* _INPUT RECORDS_
------------------------------

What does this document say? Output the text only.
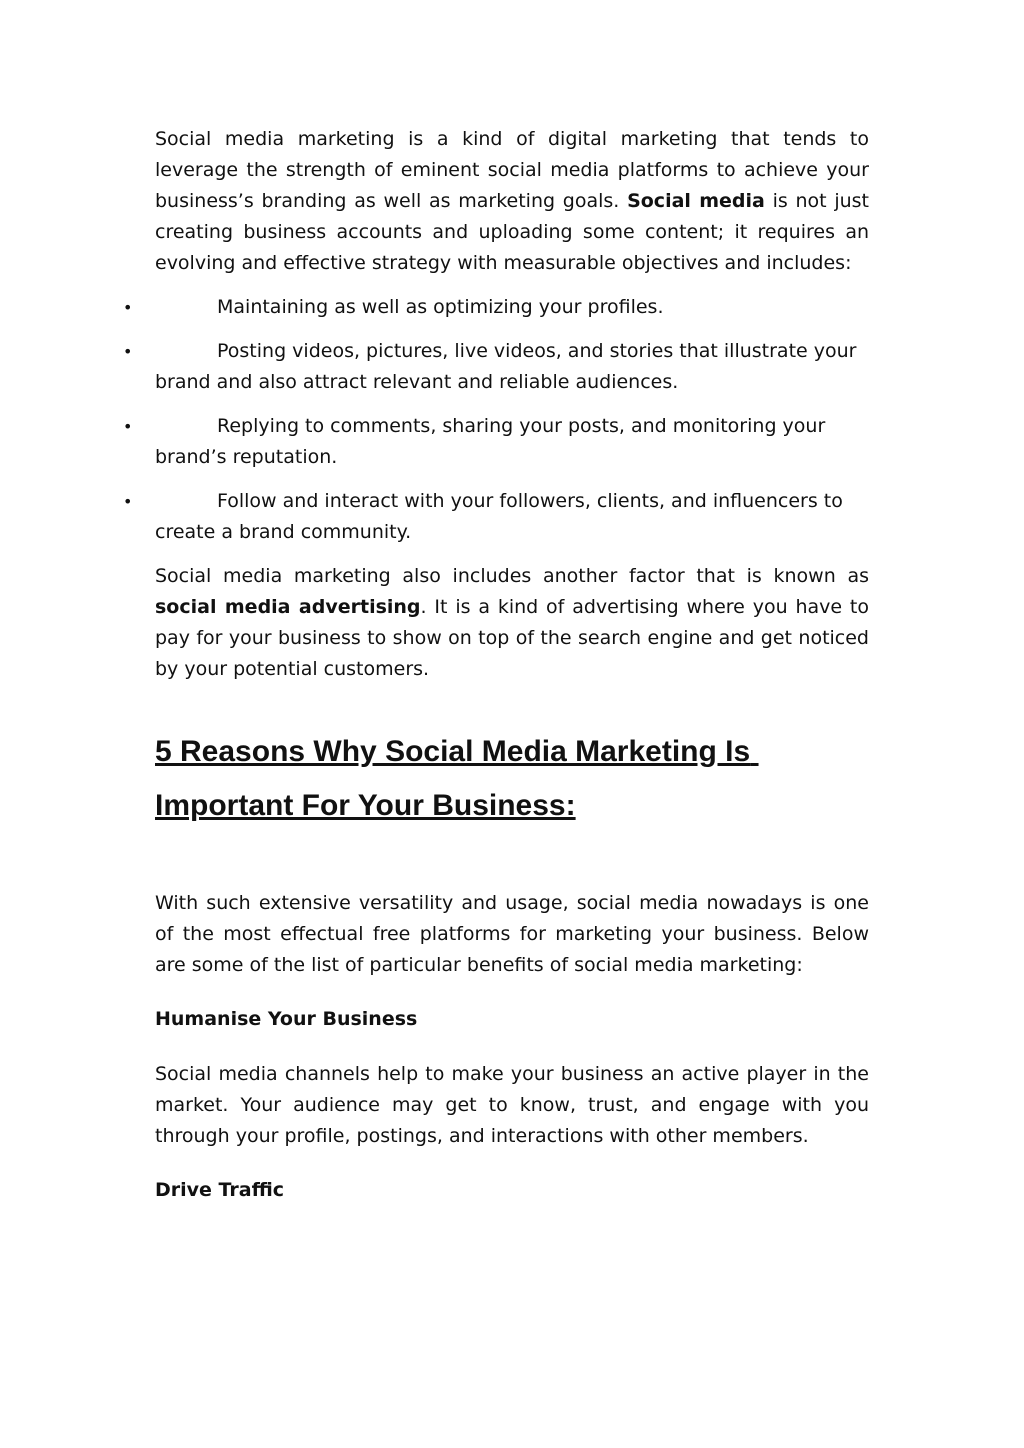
Social media marketing is a kind of digital marketing that tends to leverage the strength of eminent social media platforms to achieve your business’s branding as well as marketing goals. Social media is not just creating business accounts and uploading some content; it requires an evolving and effective strategy with measurable objectives and includes:

•	Maintaining as well as optimizing your profiles.
•	Posting videos, pictures, live videos, and stories that illustrate your brand and also attract relevant and reliable audiences.
•	Replying to comments, sharing your posts, and monitoring your brand’s reputation.
•	Follow and interact with your followers, clients, and influencers to create a brand community.

Social media marketing also includes another factor that is known as social media advertising. It is a kind of advertising where you have to pay for your business to show on top of the search engine and get noticed by your potential customers.

5 Reasons Why Social Media Marketing Is
Important For Your Business:

With such extensive versatility and usage, social media nowadays is one of the most effectual free platforms for marketing your business. Below are some of the list of particular benefits of social media marketing:

Humanise Your Business

Social media channels help to make your business an active player in the market. Your audience may get to know, trust, and engage with you through your profile, postings, and interactions with other members.

Drive Traffic
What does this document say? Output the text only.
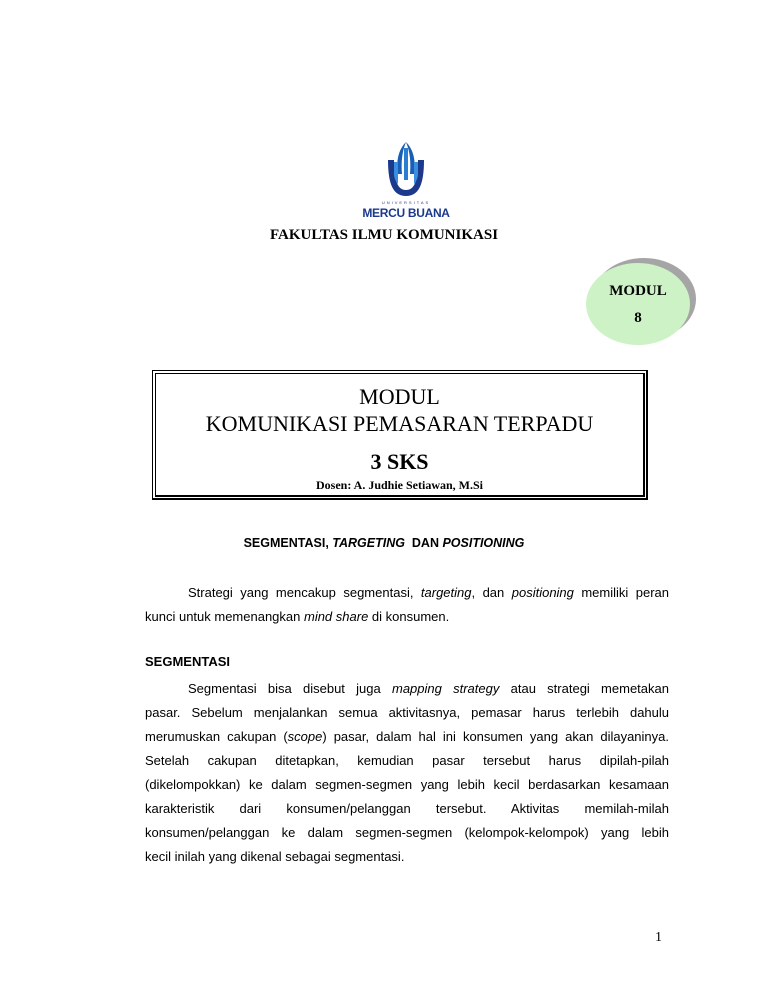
UNIVERSITAS
MERCU BUANA
FAKULTAS ILMU KOMUNIKASI
MODUL
8
MODUL
KOMUNIKASI PEMASARAN TERPADU
3 SKS
Dosen: A. Judhie Setiawan, M.Si
SEGMENTASI, TARGETING  DAN POSITIONING
Strategi yang mencakup segmentasi, targeting, dan positioning memiliki peran
kunci untuk memenangkan mind share di konsumen.
SEGMENTASI
Segmentasi bisa disebut juga mapping strategy atau strategi memetakan
pasar. Sebelum menjalankan semua aktivitasnya, pemasar harus terlebih dahulu
merumuskan cakupan (scope) pasar, dalam hal ini konsumen yang akan dilayaninya.
Setelah cakupan ditetapkan, kemudian pasar tersebut harus dipilah-pilah
(dikelompokkan) ke dalam segmen-segmen yang lebih kecil berdasarkan kesamaan
karakteristik dari konsumen/pelanggan tersebut. Aktivitas memilah-milah
konsumen/pelanggan ke dalam segmen-segmen (kelompok-kelompok) yang lebih
kecil inilah yang dikenal sebagai segmentasi.
1
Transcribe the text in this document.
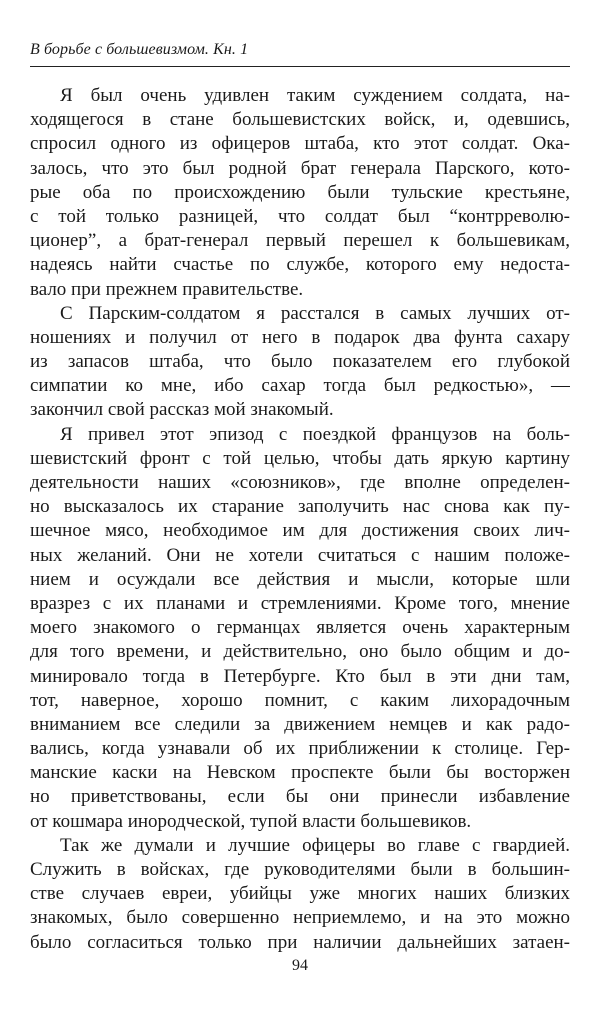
В борьбе с большевизмом. Кн. 1
Я был очень удивлен таким суждением солдата, на-
ходящегося в стане большевистских войск, и, одевшись,
спросил одного из офицеров штаба, кто этот солдат. Ока-
залось, что это был родной брат генерала Парского, кото-
рые оба по происхождению были тульские крестьяне,
с той только разницей, что солдат был “контрреволю-
ционер”, а брат-генерал первый перешел к большевикам,
надеясь найти счастье по службе, которого ему недоста-
вало при прежнем правительстве.
С Парским-солдатом я расстался в самых лучших от-
ношениях и получил от него в подарок два фунта сахару
из запасов штаба, что было показателем его глубокой
симпатии ко мне, ибо сахар тогда был редкостью», —
закончил свой рассказ мой знакомый.
Я привел этот эпизод с поездкой французов на боль-
шевистский фронт с той целью, чтобы дать яркую картину
деятельности наших «союзников», где вполне определен-
но высказалось их старание заполучить нас снова как пу-
шечное мясо, необходимое им для достижения своих лич-
ных желаний. Они не хотели считаться с нашим положе-
нием и осуждали все действия и мысли, которые шли
вразрез с их планами и стремлениями. Кроме того, мнение
моего знакомого о германцах является очень характерным
для того времени, и действительно, оно было общим и до-
минировало тогда в Петербурге. Кто был в эти дни там,
тот, наверное, хорошо помнит, с каким лихорадочным
вниманием все следили за движением немцев и как радо-
вались, когда узнавали об их приближении к столице. Гер-
манские каски на Невском проспекте были бы восторжен
но приветствованы, если бы они принесли избавление
от кошмара инородческой, тупой власти большевиков.
Так же думали и лучшие офицеры во главе с гвардией.
Служить в войсках, где руководителями были в большин-
стве случаев евреи, убийцы уже многих наших близких
знакомых, было совершенно неприемлемо, и на это можно
было согласиться только при наличии дальнейших затаен-
94
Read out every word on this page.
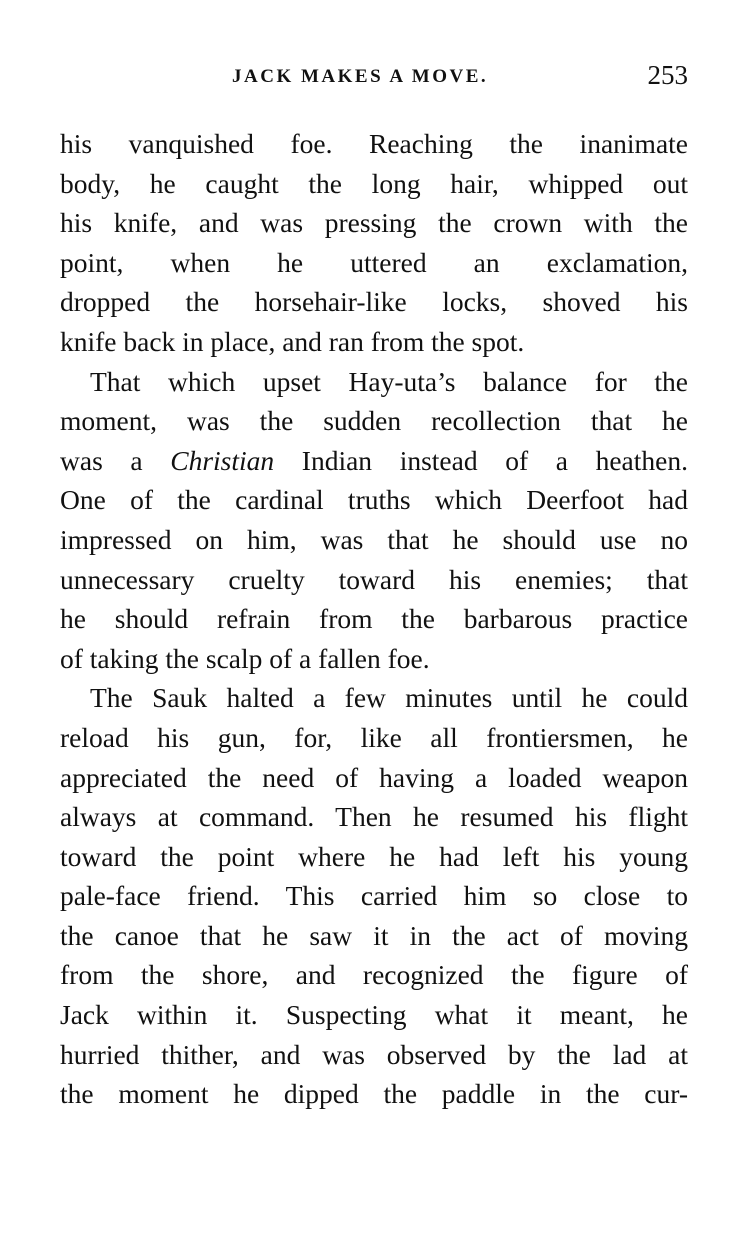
JACK MAKES A MOVE.	253
his vanquished foe. Reaching the inanimate
body, he caught the long hair, whipped out
his knife, and was pressing the crown with the
point, when he uttered an exclamation,
dropped the horsehair-like locks, shoved his
knife back in place, and ran from the spot.
That which upset Hay-uta’s balance for the
moment, was the sudden recollection that he
was a Christian Indian instead of a heathen.
One of the cardinal truths which Deerfoot had
impressed on him, was that he should use no
unnecessary cruelty toward his enemies; that
he should refrain from the barbarous practice
of taking the scalp of a fallen foe.
The Sauk halted a few minutes until he could
reload his gun, for, like all frontiersmen, he
appreciated the need of having a loaded weapon
always at command. Then he resumed his flight
toward the point where he had left his young
pale-face friend. This carried him so close to
the canoe that he saw it in the act of moving
from the shore, and recognized the figure of
Jack within it. Suspecting what it meant, he
hurried thither, and was observed by the lad at
the moment he dipped the paddle in the cur-
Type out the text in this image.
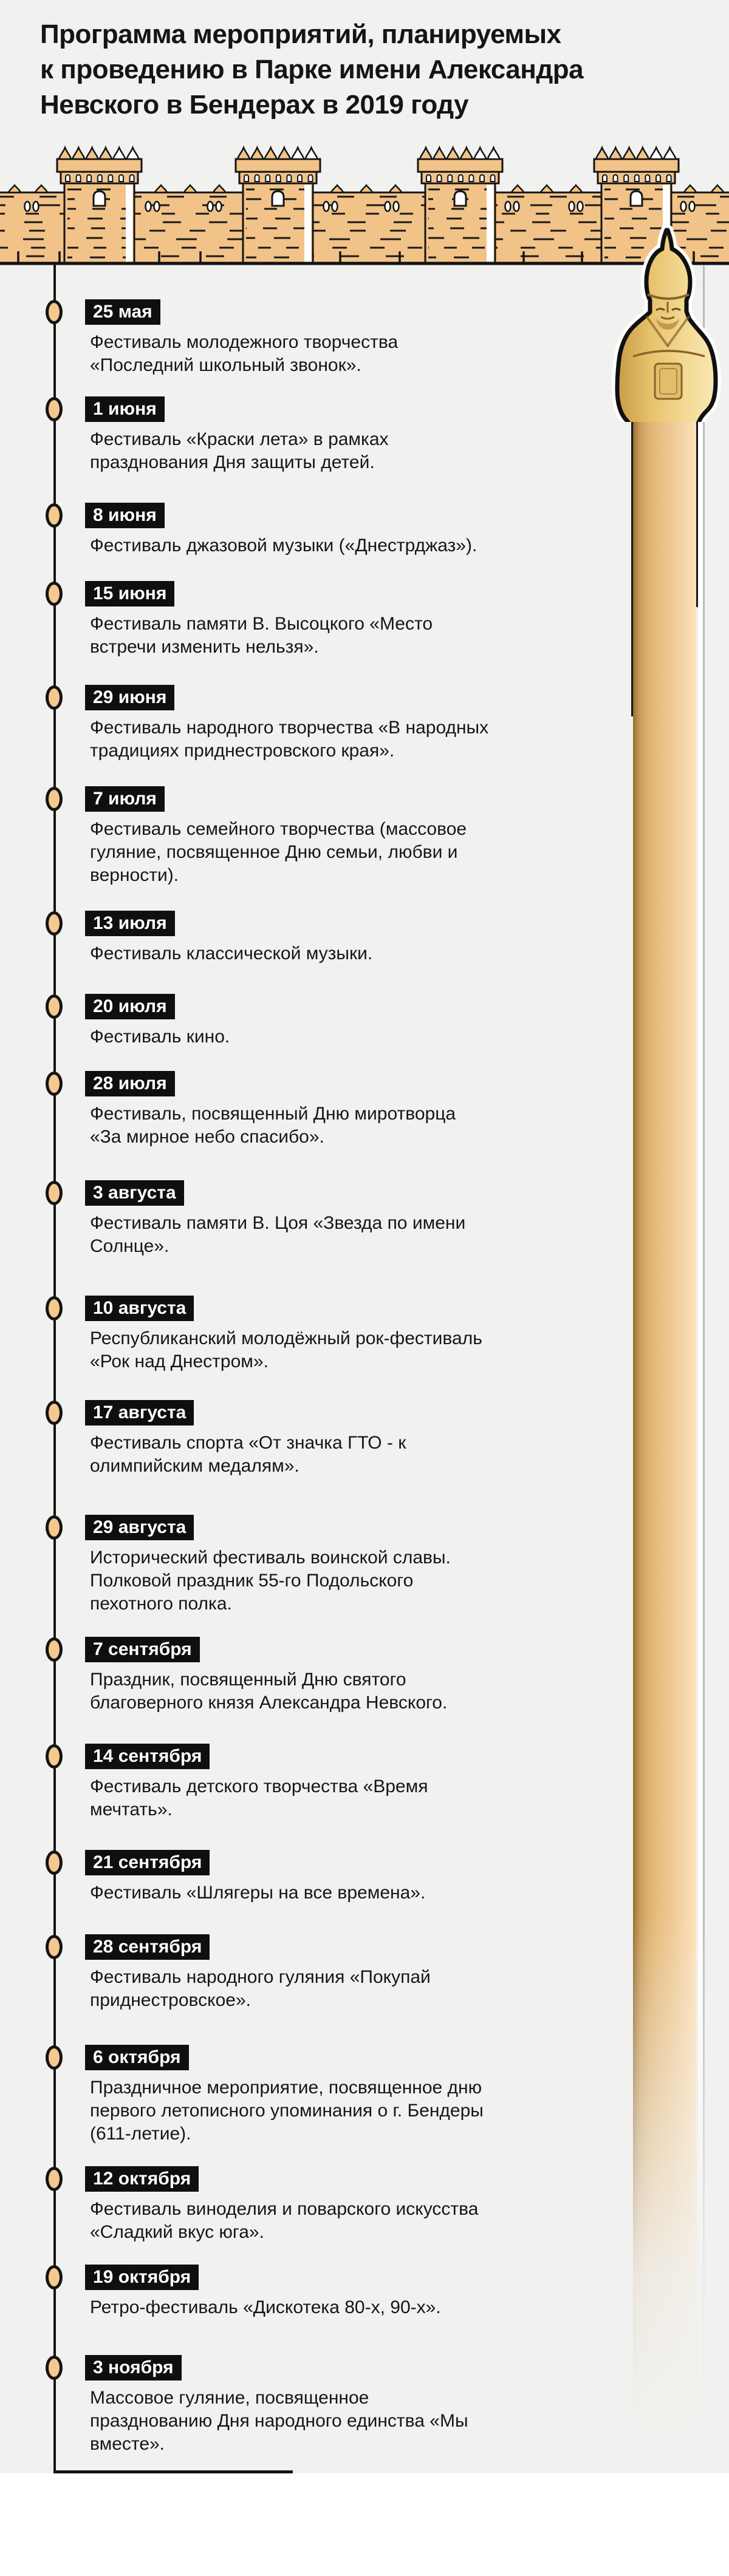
Программа мероприятий, планируемых
к проведению в Парке имени Александра
Невского в Бендерах в 2019 году
25 мая
Фестиваль молодежного творчества
«Последний школьный звонок».
1 июня
Фестиваль «Краски лета» в рамках
празднования Дня защиты детей.
8 июня
Фестиваль джазовой музыки («Днестрджаз»).
15 июня
Фестиваль памяти В. Высоцкого «Место
встречи изменить нельзя».
29 июня
Фестиваль народного творчества «В народных
традициях приднестровского края».
7 июля
Фестиваль семейного творчества (массовое
гуляние, посвященное Дню семьи, любви и
верности).
13 июля
Фестиваль классической музыки.
20 июля
Фестиваль кино.
28 июля
Фестиваль, посвященный Дню миротворца
«За мирное небо спасибо».
3 августа
Фестиваль памяти В. Цоя «Звезда по имени
Солнце».
10 августа
Республиканский молодёжный рок-фестиваль
«Рок над Днестром».
17 августа
Фестиваль спорта «От значка ГТО - к
олимпийским медалям».
29 августа
Исторический фестиваль воинской славы.
Полковой праздник 55-го Подольского
пехотного полка.
7 сентября
Праздник, посвященный Дню святого
благоверного князя Александра Невского.
14 сентября
Фестиваль детского творчества «Время
мечтать».
21 сентября
Фестиваль «Шлягеры на все времена».
28 сентября
Фестиваль народного гуляния «Покупай
приднестровское».
6 октября
Праздничное мероприятие, посвященное дню
первого летописного упоминания о г. Бендеры
(611-летие).
12 октября
Фестиваль виноделия и поварского искусства
«Сладкий вкус юга».
19 октября
Ретро-фестиваль «Дискотека 80-х, 90-х».
3 ноября
Массовое гуляние, посвященное
празднованию Дня народного единства «Мы
вместе».
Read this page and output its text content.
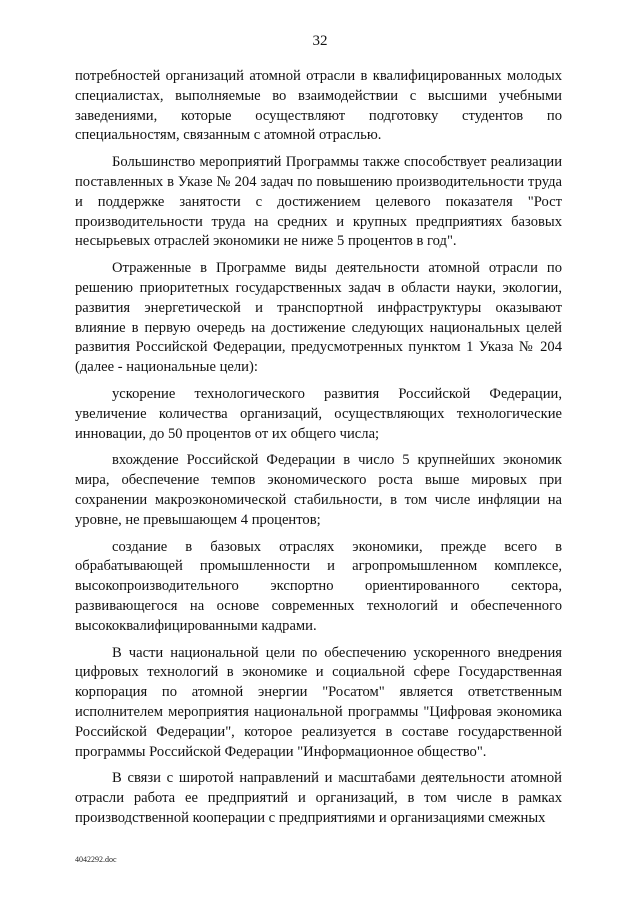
32

потребностей организаций атомной отрасли в квалифицированных молодых специалистах, выполняемые во взаимодействии с высшими учебными заведениями, которые осуществляют подготовку студентов по специальностям, связанным с атомной отраслью.

Большинство мероприятий Программы также способствует реализации поставленных в Указе № 204 задач по повышению производительности труда и поддержке занятости с достижением целевого показателя "Рост производительности труда на средних и крупных предприятиях базовых несырьевых отраслей экономики не ниже 5 процентов в год".

Отраженные в Программе виды деятельности атомной отрасли по решению приоритетных государственных задач в области науки, экологии, развития энергетической и транспортной инфраструктуры оказывают влияние в первую очередь на достижение следующих национальных целей развития Российской Федерации, предусмотренных пунктом 1 Указа № 204 (далее - национальные цели):

ускорение технологического развития Российской Федерации, увеличение количества организаций, осуществляющих технологические инновации, до 50 процентов от их общего числа;

вхождение Российской Федерации в число 5 крупнейших экономик мира, обеспечение темпов экономического роста выше мировых при сохранении макроэкономической стабильности, в том числе инфляции на уровне, не превышающем 4 процентов;

создание в базовых отраслях экономики, прежде всего в обрабатывающей промышленности и агропромышленном комплексе, высокопроизводительного экспортно ориентированного сектора, развивающегося на основе современных технологий и обеспеченного высококвалифицированными кадрами.

В части национальной цели по обеспечению ускоренного внедрения цифровых технологий в экономике и социальной сфере Государственная корпорация по атомной энергии "Росатом" является ответственным исполнителем мероприятия национальной программы "Цифровая экономика Российской Федерации", которое реализуется в составе государственной программы Российской Федерации "Информационное общество".

В связи с широтой направлений и масштабами деятельности атомной отрасли работа ее предприятий и организаций, в том числе в рамках производственной кооперации с предприятиями и организациями смежных

4042292.doc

------------------------------

* _EXERCISE INSTRUCTIONS_
Check each line of the records for "yang" and copy the ones that contain it.

* _SOLUTION FOR THIS EXERCISE_
Strategi yang mencakup segmentasi, targeting, dan positioning memiliki peran
merumuskan cakupan (scope) pasar, dalam hal ini konsumen yang akan dilayaninya.
(dikelompokkan) ke dalam segmen-segmen yang lebih kecil berdasarkan kesamaan
konsumen/pelanggan ke dalam segmen-segmen (kelompok-kelompok) yang lebih
kecil inilah yang dikenal sebagai segmentasi.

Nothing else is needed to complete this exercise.